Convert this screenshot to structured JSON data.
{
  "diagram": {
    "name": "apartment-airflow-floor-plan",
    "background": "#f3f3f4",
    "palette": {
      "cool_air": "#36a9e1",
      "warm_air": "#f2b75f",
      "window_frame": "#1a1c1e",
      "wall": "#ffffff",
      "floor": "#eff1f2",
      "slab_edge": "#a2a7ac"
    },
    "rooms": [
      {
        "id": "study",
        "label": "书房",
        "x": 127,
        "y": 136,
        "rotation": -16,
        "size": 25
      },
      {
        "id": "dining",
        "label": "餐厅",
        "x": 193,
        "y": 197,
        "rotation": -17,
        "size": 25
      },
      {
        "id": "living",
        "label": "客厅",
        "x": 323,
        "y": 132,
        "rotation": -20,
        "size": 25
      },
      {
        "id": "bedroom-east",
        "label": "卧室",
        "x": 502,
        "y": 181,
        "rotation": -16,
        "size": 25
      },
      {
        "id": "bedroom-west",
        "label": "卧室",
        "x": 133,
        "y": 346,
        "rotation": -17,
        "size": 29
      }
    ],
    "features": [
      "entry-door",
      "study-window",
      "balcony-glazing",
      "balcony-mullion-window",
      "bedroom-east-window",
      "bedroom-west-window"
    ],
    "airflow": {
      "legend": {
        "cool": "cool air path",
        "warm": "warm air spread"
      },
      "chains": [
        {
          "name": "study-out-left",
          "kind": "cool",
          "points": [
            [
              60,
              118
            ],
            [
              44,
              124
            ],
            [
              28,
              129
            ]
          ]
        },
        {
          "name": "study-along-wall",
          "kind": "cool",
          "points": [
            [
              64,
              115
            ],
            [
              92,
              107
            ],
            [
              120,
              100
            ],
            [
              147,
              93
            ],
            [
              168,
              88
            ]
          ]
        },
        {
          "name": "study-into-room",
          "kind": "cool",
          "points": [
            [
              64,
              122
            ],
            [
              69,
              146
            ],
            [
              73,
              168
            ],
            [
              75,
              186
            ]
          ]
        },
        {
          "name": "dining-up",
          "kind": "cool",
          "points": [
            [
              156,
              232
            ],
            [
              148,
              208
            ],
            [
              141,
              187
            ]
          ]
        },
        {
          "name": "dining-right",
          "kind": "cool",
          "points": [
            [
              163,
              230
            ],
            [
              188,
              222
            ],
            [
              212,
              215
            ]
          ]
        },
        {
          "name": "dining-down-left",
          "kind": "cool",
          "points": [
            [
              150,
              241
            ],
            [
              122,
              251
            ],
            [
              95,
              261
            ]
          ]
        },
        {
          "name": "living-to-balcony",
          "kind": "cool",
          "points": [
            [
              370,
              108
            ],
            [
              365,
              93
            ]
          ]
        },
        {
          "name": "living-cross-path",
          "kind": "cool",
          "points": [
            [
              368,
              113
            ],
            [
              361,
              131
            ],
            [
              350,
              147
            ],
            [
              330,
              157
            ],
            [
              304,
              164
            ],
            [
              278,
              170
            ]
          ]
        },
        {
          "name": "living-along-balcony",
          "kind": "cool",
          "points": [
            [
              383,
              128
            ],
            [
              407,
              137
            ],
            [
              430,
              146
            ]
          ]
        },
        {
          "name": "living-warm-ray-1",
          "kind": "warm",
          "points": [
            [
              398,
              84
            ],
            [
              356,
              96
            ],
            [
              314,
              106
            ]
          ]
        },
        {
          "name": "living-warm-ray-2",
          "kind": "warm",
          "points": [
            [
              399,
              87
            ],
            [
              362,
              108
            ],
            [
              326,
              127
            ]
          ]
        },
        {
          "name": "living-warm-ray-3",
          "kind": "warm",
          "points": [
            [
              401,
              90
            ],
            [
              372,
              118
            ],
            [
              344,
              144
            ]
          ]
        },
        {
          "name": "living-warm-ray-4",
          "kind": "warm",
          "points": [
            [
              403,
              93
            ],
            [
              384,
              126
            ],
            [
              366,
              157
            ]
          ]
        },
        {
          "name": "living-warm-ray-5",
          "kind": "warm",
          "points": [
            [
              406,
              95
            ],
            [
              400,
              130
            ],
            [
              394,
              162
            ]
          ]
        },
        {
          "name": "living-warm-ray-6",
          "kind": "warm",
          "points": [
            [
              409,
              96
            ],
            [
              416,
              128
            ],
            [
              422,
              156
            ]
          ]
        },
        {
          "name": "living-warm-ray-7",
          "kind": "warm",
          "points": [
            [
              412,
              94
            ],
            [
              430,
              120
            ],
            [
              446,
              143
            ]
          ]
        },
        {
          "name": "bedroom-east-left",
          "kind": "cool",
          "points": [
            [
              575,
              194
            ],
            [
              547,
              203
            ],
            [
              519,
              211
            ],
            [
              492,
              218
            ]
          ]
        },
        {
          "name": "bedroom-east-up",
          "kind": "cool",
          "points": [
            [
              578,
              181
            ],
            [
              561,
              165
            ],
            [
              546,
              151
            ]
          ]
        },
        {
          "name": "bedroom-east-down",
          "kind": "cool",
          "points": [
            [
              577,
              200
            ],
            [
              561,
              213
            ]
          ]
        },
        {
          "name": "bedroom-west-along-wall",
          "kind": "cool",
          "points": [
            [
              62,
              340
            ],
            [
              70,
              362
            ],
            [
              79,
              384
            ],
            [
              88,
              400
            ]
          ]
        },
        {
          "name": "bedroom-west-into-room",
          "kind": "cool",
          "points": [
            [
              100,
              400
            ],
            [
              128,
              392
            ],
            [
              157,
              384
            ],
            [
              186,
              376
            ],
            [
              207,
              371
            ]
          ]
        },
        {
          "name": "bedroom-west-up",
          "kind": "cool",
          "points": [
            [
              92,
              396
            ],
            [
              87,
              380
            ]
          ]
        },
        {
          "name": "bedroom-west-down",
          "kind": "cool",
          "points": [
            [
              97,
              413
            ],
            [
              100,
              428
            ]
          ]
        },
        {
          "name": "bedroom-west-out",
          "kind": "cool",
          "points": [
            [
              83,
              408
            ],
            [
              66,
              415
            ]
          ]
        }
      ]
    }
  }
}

_____

» What you need to do
Of all the lines in the listing above, how many contain the word "study"? Answer with the number alone.

» Written answer
5